What you are asked to do: Count how many lines hold the word "Disintegration" and give that number as the whole answer.

## Start Data for the task

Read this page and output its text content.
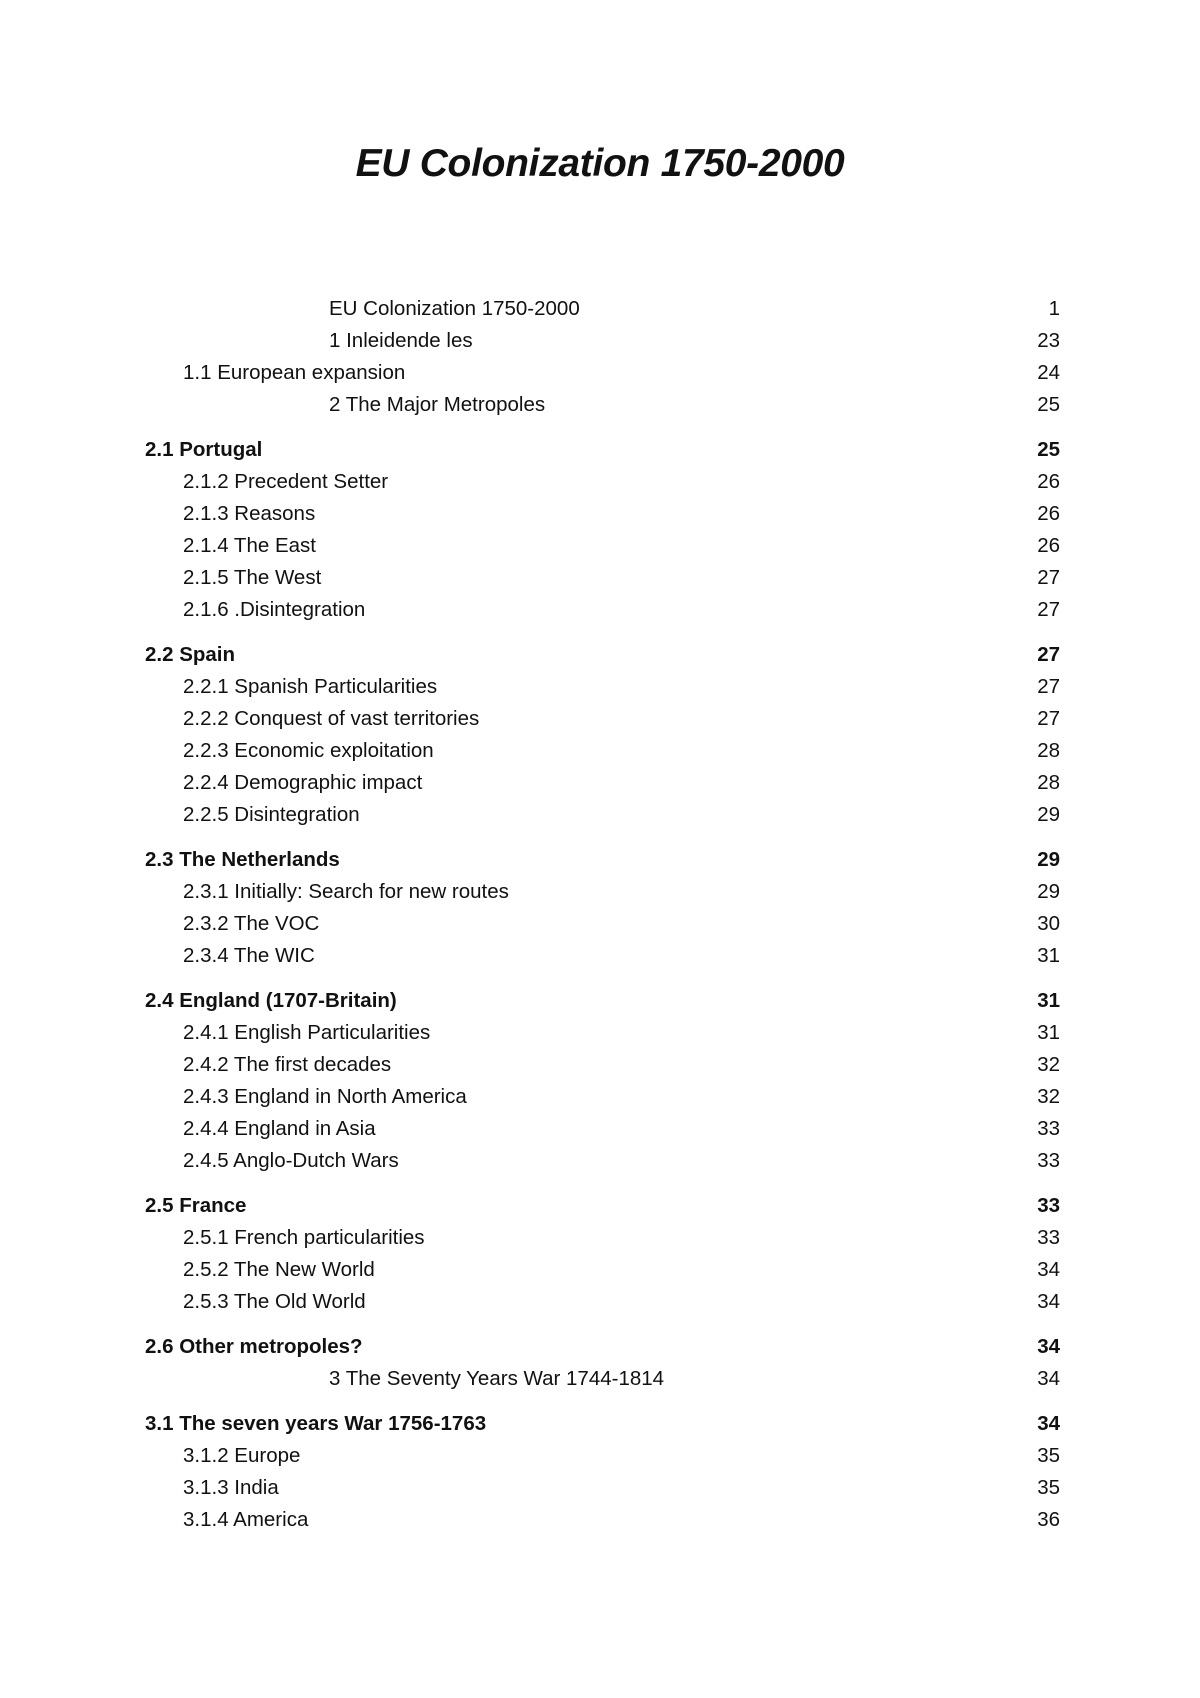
EU Colonization 1750-2000
EU Colonization 1750-2000	1
1 Inleidende les	23
1.1 European expansion	24
2 The Major Metropoles	25
2.1 Portugal	25
2.1.2 Precedent Setter	26
2.1.3 Reasons	26
2.1.4 The East	26
2.1.5 The West	27
2.1.6 .Disintegration	27
2.2 Spain	27
2.2.1 Spanish Particularities	27
2.2.2 Conquest of vast territories	27
2.2.3 Economic exploitation	28
2.2.4 Demographic impact	28
2.2.5 Disintegration	29
2.3 The Netherlands	29
2.3.1 Initially: Search for new routes	29
2.3.2 The VOC	30
2.3.4 The WIC	31
2.4 England (1707-Britain)	31
2.4.1 English Particularities	31
2.4.2 The first decades	32
2.4.3 England in North America	32
2.4.4 England in Asia	33
2.4.5 Anglo-Dutch Wars	33
2.5 France	33
2.5.1 French particularities	33
2.5.2 The New World	34
2.5.3 The Old World	34
2.6 Other metropoles?	34
3 The Seventy Years War 1744-1814	34
3.1 The seven years War 1756-1763	34
3.1.2 Europe	35
3.1.3 India	35
3.1.4 America	36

## End Data for the task

Output for this task: 2